Given instruction A — Render the records as a JSON list of strings with one string per line, leaving out any empty lines. Begin at the first line of the records and stop after the line that contains "text-line: Shunday qilib, HTML".

Document extract —
┏━━

U.S. District Judge Florence Marie Cooper ruled on Monday that the
proposed class action involving 250 named plaintiffs could not
proceed because it posed a separation of powers dilemma. The case
challenged an agreement reached over Holocaust reparations by
then-President Bill Clinton and the Austrian government in 2000 and
2001.
Cooper, the first U.S. judge to rule in 1999 that Holocaust victims
could sue foreign governments, determined that she had jurisdiction
over the parties to the lawsuit but couldn't preempt the foreign
policy authority of the executive branch.
The judge instead granted a dismissal motion by attorneys for
Austria, who argued that the courts cannot intervene in the U.S.
government's foreign policy decisions, namely, the powers to declare
war, end war and resolve claims arising from war.
"Courts are reluctant to pass judgment on the decisions of the
political branches," attorney Konrad Cailteux, who represented the
Austrian government, told Reuters.

┗━━

Region annotation records —
┏━━

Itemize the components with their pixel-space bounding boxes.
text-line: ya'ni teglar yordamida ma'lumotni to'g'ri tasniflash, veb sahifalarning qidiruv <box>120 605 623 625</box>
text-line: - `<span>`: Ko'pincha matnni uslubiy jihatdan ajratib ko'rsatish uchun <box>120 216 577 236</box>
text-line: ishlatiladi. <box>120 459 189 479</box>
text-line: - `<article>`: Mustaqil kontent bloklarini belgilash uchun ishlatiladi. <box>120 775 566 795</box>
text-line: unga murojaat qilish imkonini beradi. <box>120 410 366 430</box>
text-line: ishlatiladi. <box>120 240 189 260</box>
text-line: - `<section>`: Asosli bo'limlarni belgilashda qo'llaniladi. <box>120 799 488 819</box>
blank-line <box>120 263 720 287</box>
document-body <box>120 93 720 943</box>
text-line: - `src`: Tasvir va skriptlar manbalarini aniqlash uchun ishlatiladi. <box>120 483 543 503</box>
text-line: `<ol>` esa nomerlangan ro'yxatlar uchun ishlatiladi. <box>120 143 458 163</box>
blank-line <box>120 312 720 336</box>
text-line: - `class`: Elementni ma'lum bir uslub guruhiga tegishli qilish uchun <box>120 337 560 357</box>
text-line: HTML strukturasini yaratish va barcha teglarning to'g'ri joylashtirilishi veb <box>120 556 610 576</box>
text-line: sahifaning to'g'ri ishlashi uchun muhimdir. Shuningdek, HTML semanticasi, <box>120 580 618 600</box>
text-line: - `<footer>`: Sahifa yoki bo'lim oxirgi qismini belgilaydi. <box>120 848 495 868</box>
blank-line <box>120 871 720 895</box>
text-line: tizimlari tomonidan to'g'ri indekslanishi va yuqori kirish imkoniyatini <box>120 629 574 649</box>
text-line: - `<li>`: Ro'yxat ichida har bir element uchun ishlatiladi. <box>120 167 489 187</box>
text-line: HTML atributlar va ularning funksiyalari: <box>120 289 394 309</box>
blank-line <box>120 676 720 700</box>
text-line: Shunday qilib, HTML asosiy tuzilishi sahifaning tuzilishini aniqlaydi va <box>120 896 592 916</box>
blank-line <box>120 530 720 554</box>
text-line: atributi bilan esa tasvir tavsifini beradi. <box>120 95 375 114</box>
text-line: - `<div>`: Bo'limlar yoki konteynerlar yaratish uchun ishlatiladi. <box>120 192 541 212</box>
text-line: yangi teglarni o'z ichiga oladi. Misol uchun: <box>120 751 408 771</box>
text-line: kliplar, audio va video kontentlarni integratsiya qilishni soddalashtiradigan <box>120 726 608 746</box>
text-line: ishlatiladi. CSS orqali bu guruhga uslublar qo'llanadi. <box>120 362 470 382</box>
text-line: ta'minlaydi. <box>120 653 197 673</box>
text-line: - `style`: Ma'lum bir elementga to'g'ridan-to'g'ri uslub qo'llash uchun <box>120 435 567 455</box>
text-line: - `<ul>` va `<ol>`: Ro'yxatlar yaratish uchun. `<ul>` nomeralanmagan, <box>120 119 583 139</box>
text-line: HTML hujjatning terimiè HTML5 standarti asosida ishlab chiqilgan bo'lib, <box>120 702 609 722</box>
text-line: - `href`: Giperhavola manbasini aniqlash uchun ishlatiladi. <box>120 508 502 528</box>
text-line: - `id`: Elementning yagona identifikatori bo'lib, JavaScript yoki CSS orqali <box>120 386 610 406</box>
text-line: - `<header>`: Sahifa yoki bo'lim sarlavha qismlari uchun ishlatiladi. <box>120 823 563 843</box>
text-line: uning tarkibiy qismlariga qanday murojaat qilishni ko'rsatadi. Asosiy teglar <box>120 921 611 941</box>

┗━━

Given instruction B — Extract the full passage on the Austrian Holocaust reparations lawsuit, reproducing it word for word.

Written reply A —
[
  "Itemize the components with their pixel-space bounding boxes.",
  "text-line: ya'ni teglar yordamida ma'lumotni to'g'ri tasniflash, veb sahifalarning qidiruv <box>120 605 623 625</box>",
  "text-line: - `<span>`: Ko'pincha matnni uslubiy jihatdan ajratib ko'rsatish uchun <box>120 216 577 236</box>",
  "text-line: ishlatiladi. <box>120 459 189 479</box>",
  "text-line: - `<article>`: Mustaqil kontent bloklarini belgilash uchun ishlatiladi. <box>120 775 566 795</box>",
  "text-line: unga murojaat qilish imkonini beradi. <box>120 410 366 430</box>",
  "text-line: ishlatiladi. <box>120 240 189 260</box>",
  "text-line: - `<section>`: Asosli bo'limlarni belgilashda qo'llaniladi. <box>120 799 488 819</box>",
  "blank-line <box>120 263 720 287</box>",
  "document-body <box>120 93 720 943</box>",
  "text-line: - `src`: Tasvir va skriptlar manbalarini aniqlash uchun ishlatiladi. <box>120 483 543 503</box>",
  "text-line: `<ol>` esa nomerlangan ro'yxatlar uchun ishlatiladi. <box>120 143 458 163</box>",
  "blank-line <box>120 312 720 336</box>",
  "text-line: - `class`: Elementni ma'lum bir uslub guruhiga tegishli qilish uchun <box>120 337 560 357</box>",
  "text-line: HTML strukturasini yaratish va barcha teglarning to'g'ri joylashtirilishi veb <box>120 556 610 576</box>",
  "text-line: sahifaning to'g'ri ishlashi uchun muhimdir. Shuningdek, HTML semanticasi, <box>120 580 618 600</box>",
  "text-line: - `<footer>`: Sahifa yoki bo'lim oxirgi qismini belgilaydi. <box>120 848 495 868</box>",
  "blank-line <box>120 871 720 895</box>",
  "text-line: tizimlari tomonidan to'g'ri indekslanishi va yuqori kirish imkoniyatini <box>120 629 574 649</box>",
  "text-line: - `<li>`: Ro'yxat ichida har bir element uchun ishlatiladi. <box>120 167 489 187</box>",
  "text-line: HTML atributlar va ularning funksiyalari: <box>120 289 394 309</box>",
  "blank-line <box>120 676 720 700</box>",
  "text-line: Shunday qilib, HTML asosiy tuzilishi sahifaning tuzilishini aniqlaydi va <box>120 896 592 916</box>"
]

Written reply B —
U.S. District Judge Florence Marie Cooper ruled on Monday that the
proposed class action involving 250 named plaintiffs could not
proceed because it posed a separation of powers dilemma. The case
challenged an agreement reached over Holocaust reparations by
then-President Bill Clinton and the Austrian government in 2000 and
2001.
Cooper, the first U.S. judge to rule in 1999 that Holocaust victims
could sue foreign governments, determined that she had jurisdiction
over the parties to the lawsuit but couldn't preempt the foreign
policy authority of the executive branch.
The judge instead granted a dismissal motion by attorneys for
Austria, who argued that the courts cannot intervene in the U.S.
government's foreign policy decisions, namely, the powers to declare
war, end war and resolve claims arising from war.
"Courts are reluctant to pass judgment on the decisions of the
political branches," attorney Konrad Cailteux, who represented the
Austrian government, told Reuters.